Document source:
Le Devoir

L’affranchis­sement de Jill Barber

La chanteuse se présente pop, féministe et tout en contrôle de ce qu’elle veut faire

- GUILLAUME BOURGAULT-CÔTÉ En spectacle au Festival internatio­nal de jazz de Montréal le 28 juin au Gesù, à20h

C’est bien le même numéro de téléphone à Vancouver. La même voix au cellulaire. La même attention dans la discussion. Et pourtant, la Jill Barber qui parle en cette mi-juin n’est plus exactement la même que celle rencontrée lors de son dernier passage au Québec.

La différence se mesure pleinement dans le son de son nouvel album, Metaphora. Si on a découvert l’auteure-compositri­ce-interprète canadienne par son versant folk il y a une bonne décennie, et si c’est son incursion dans une pop-jazz rétro qui l’a réellement propulsée par la suite, on la trouve cette fois sur le territoire de la chanson pop. Changement de ton complet.

Mais la différence se situe surtout ailleurs. Dans le propos, dans les préoccupat­ions. Jill Barber s’est affranchie — comme artiste, et comme femme.

« J’ai passé ma vingtaine à me démener. En tant que femme dans le milieu de la musique, il y avait une forme de jeu et j’ai joué mon rôle de femme. Et maintenant, j’ai envie d’écrire mes propres règles. D’affirmer mon pouvoir comme femme. Je ne me sens plus vulnérable, et j’ai voulu que plusieurs chansons du disque expriment cela. »

C’est notamment le thème de Girl’s Gotta Do, dont elle offre aussi une version française (Une femme doit faire). C’est aussi le sous-texte de Bigger Than You, qui raconte une relation vécue avec « un homme puissant dans l’industrie qui a essayé de me manipuler », dit-elle. « J’avais le sentiment que c’était normal à l’époque, mais rétrospect­ivement, ça ne l’était pas. »

Influencée par le mouvement #MoiAussi, Jill Barber ? Absolument, et pas seulement dans son écriture. « Tout est arrivé en même temps, dit-elle. C’est comme s’il y avait eu une convergenc­e entre ce que je vivais et ce dont la société discutait. L’album parle autant de notre époque — ce murmure qui est devenu un cri collectif — que de mon expérience comme femme. »

[Enregistrements extraits]
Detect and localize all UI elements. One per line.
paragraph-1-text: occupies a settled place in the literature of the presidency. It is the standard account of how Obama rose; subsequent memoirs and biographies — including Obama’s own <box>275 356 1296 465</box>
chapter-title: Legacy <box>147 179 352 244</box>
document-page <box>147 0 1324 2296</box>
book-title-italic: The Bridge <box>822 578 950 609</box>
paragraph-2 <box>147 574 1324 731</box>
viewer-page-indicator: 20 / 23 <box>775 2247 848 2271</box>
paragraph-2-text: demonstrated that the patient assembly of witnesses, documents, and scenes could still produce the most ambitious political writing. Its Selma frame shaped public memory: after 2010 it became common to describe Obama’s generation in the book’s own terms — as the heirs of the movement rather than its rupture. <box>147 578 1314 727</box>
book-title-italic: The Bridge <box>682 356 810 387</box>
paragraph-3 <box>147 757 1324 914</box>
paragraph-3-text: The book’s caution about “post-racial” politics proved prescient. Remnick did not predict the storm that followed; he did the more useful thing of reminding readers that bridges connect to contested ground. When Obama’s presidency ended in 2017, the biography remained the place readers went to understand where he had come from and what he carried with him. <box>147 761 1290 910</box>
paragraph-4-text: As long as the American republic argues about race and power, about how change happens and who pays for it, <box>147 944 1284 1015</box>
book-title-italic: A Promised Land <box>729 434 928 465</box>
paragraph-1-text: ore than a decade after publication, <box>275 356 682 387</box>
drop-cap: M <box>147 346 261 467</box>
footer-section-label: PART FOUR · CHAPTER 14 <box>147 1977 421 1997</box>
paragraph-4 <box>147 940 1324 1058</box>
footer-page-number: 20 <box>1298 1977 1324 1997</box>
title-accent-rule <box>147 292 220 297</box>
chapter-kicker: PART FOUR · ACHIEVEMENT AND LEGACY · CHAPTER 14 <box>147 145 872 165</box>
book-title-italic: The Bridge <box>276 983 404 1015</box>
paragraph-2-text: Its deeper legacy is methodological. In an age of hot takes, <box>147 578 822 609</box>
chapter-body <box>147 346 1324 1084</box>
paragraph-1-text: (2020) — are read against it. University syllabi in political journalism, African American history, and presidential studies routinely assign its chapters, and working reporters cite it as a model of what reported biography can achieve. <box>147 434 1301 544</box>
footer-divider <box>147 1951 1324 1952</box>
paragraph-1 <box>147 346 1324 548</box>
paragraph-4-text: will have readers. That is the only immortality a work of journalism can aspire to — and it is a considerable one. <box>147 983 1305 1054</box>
==
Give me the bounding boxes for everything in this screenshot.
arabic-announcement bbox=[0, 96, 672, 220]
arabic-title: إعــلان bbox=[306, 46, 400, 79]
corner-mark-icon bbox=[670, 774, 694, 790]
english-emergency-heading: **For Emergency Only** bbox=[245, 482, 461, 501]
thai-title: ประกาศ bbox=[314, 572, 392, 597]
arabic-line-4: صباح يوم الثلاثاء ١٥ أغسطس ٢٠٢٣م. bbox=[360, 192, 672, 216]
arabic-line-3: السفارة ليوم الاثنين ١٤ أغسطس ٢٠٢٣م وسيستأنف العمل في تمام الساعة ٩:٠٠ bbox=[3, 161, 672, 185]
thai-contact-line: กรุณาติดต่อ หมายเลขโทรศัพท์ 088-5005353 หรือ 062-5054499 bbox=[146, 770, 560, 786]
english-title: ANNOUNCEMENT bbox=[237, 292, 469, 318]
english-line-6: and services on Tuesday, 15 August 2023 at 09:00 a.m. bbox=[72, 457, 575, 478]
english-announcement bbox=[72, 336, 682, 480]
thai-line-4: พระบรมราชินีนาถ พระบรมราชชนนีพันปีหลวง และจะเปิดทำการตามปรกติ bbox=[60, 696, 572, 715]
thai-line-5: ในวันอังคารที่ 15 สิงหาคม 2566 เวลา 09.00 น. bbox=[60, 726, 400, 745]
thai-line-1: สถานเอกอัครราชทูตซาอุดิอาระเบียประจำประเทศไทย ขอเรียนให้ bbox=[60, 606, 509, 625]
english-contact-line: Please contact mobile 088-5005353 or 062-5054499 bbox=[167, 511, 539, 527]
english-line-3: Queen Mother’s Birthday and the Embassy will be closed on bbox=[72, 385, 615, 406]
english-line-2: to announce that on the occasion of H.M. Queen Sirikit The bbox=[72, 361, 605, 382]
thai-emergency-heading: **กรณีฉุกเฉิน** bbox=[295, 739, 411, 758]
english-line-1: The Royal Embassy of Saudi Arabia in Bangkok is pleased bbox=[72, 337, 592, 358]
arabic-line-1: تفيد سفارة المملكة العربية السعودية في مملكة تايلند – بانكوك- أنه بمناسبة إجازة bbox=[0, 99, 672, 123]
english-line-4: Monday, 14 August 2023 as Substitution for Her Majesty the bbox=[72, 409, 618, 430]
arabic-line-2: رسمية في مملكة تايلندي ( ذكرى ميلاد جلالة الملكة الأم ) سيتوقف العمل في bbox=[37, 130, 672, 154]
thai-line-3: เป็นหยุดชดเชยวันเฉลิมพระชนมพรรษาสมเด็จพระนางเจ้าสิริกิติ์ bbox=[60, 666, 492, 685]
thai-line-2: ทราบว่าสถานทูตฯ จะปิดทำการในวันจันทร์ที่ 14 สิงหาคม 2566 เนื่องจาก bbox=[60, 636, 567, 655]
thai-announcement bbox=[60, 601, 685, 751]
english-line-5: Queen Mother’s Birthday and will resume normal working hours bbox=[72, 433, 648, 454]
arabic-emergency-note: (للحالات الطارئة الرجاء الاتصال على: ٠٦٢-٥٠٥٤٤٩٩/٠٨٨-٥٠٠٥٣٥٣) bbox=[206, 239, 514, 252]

Consigne 1:
Selon l'article sur Jill Barber, quel est le titre de son nouvel album ?
Consigne 2:
Reproduisez le passage de l'article sur Jill Barber allant de « C’est bien le » jusqu'à « de ton complet. » inclusivement.
Ce matériel forme un ensemble distinct du document source.

Solution proposée 1:
Metaphora.

Solution proposée 2:
C’est bien le même numéro de téléphone à Vancouver. La même voix au cellulaire. La même attention dans la discussion. Et pourtant, la Jill Barber qui parle en cette mi-juin n’est plus exactement la même que celle rencontrée lors de son dernier passage au Québec.

La différence se mesure pleinement dans le son de son nouvel album, Metaphora. Si on a découvert l’auteure-compositri­ce-interprète canadienne par son versant folk il y a une bonne décennie, et si c’est son incursion dans une pop-jazz rétro qui l’a réellement propulsée par la suite, on la trouve cette fois sur le territoire de la chanson pop. Changement de ton complet.